Per uscire fuori dalla loro impasse e fare un po’ di soldi, Alice e Tom decidono di scrivere un «feel good book». Di cosa si tratta?
«Tutto è nel nome, un libro per sentirsi bene. A priori non ha altra ambizione che far provare al lettore un certo benessere, mostrandogli la realtà da un punto di vista carino, gradevole. I personaggi, anche se hanno dei problemi, finiscono per risolverli. Sono libri che funzionano molto sui cliché, sugli stereotipi, sui luoghi comuni. E, sotto un’apparenza innocente, sono conservatori. Un libro feel good ti dice: se non stai bene, è sufficiente guardare il mondo diversamente, così vedrai tutte le belle cose che vi si trovano dentro. È un punto di vista molto angosciante».
Lei ha mai cercato di scrivere un libro "feel good"?
«Sì, molto tempo fa. Ero già geloso di questi autori che vendono 300-400mila copie dei loro libri, testi che a me sembrano completamente idioti. Mi sono detto: risolverò i miei problemi finanziari una volta per tutte. Ma mi sono reso conto che è molto complicato scrivere un libro feel good. Bisogna avere una propensione alla malafede e alla bugia. Si deve essere disonesti. E ricorrere alla manipolazione del proprio pubblico: è difficile da mantenere alla lunga, perché ti rende profondamente triste in quanto artista. Alla fine ho lasciato stare».

Contenuto del dataset:
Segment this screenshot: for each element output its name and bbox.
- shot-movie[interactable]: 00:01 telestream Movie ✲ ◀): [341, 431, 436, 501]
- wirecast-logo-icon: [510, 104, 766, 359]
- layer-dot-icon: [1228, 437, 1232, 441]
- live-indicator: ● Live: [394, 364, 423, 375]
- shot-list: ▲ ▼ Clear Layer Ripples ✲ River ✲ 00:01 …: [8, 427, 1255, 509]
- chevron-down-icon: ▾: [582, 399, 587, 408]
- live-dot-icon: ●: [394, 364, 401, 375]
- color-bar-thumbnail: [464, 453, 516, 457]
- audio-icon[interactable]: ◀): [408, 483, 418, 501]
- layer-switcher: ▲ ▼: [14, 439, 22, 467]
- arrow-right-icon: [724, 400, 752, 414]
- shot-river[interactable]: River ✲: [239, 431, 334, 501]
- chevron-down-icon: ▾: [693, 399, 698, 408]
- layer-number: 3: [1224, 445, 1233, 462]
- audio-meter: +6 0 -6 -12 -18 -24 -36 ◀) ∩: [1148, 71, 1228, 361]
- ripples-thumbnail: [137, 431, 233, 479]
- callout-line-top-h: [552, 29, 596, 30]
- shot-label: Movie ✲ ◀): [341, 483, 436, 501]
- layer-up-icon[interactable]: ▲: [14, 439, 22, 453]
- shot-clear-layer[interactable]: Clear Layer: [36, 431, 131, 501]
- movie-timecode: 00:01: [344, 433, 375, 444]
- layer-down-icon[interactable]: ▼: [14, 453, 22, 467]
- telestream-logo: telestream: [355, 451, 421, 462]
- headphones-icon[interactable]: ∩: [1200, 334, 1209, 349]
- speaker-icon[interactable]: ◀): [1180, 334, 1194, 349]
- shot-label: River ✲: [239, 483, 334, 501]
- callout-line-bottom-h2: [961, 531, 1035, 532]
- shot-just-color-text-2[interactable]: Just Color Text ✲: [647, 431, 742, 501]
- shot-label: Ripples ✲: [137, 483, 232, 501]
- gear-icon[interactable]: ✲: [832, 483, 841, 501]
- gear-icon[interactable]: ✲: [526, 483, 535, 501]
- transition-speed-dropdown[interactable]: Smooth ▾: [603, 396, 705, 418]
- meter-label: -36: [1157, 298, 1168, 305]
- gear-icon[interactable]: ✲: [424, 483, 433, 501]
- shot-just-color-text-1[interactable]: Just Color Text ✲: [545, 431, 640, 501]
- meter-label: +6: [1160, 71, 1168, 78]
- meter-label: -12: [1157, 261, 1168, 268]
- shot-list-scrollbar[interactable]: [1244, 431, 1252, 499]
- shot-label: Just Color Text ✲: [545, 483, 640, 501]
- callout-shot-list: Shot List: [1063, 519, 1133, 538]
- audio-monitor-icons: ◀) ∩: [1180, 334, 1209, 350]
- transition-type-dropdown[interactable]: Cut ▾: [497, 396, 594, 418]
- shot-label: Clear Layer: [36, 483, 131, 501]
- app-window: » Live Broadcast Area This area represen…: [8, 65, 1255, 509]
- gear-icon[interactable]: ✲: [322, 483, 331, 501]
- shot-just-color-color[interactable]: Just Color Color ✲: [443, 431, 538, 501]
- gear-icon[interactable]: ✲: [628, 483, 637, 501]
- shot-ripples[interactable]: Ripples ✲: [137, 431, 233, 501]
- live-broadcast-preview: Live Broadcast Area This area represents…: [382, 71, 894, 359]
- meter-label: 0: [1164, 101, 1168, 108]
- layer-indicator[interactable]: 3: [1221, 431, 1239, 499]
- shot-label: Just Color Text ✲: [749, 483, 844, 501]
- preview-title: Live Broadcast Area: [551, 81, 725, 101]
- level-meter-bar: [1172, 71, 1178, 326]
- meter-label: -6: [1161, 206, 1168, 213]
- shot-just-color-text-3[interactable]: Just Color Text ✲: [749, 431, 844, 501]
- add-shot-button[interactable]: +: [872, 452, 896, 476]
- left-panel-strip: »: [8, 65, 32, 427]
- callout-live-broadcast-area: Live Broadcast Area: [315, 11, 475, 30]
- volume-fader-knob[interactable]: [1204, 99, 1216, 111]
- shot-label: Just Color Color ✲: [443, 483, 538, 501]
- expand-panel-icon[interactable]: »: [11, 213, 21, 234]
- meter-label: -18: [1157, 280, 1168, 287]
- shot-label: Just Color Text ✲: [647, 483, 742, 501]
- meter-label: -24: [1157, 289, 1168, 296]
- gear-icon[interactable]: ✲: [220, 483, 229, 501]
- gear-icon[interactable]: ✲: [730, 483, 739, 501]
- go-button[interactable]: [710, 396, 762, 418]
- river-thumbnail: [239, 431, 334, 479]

Consegna: Puoi ricopiare per intero l'estratto sul «feel good book», senza cambiare nulla? Le righe provengono da una fonte diversa dall'estratto.

Risposta:
Per uscire fuori dalla loro impasse e fare un po’ di soldi, Alice e Tom decidono di scrivere un «feel good book». Di cosa si tratta?
«Tutto è nel nome, un libro per sentirsi bene. A priori non ha altra ambizione che far provare al lettore un certo benessere, mostrandogli la realtà da un punto di vista carino, gradevole. I personaggi, anche se hanno dei problemi, finiscono per risolverli. Sono libri che funzionano molto sui cliché, sugli stereotipi, sui luoghi comuni. E, sotto un’apparenza innocente, sono conservatori. Un libro feel good ti dice: se non stai bene, è sufficiente guardare il mondo diversamente, così vedrai tutte le belle cose che vi si trovano dentro. È un punto di vista molto angosciante».
Lei ha mai cercato di scrivere un libro "feel good"?
«Sì, molto tempo fa. Ero già geloso di questi autori che vendono 300-400mila copie dei loro libri, testi che a me sembrano completamente idioti. Mi sono detto: risolverò i miei problemi finanziari una volta per tutte. Ma mi sono reso conto che è molto complicato scrivere un libro feel good. Bisogna avere una propensione alla malafede e alla bugia. Si deve essere disonesti. E ricorrere alla manipolazione del proprio pubblico: è difficile da mantenere alla lunga, perché ti rende profondamente triste in quanto artista. Alla fine ho lasciato stare».